■ Instructions to follow ■
An exact copy of every record is needed.

■ Listed entries ■
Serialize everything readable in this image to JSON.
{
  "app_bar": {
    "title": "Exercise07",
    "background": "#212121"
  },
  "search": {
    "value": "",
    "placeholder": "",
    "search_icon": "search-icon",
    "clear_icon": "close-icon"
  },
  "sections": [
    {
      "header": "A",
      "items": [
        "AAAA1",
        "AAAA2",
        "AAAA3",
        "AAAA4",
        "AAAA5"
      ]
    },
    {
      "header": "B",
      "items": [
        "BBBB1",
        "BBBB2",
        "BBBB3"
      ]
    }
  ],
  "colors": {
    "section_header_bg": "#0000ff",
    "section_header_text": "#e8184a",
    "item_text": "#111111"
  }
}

■ Task output ■
Serialize everything readable in this image to JSON.
{
  "app_bar": {
    "title": "Exercise07",
    "background": "#212121"
  },
  "search": {
    "value": "",
    "placeholder": "",
    "search_icon": "search-icon",
    "clear_icon": "close-icon"
  },
  "sections": [
    {
      "header": "A",
      "items": [
        "AAAA1",
        "AAAA2",
        "AAAA3",
        "AAAA4",
        "AAAA5"
      ]
    },
    {
      "header": "B",
      "items": [
        "BBBB1",
        "BBBB2",
        "BBBB3"
      ]
    }
  ],
  "colors": {
    "section_header_bg": "#0000ff",
    "section_header_text": "#e8184a",
    "item_text": "#111111"
  }
}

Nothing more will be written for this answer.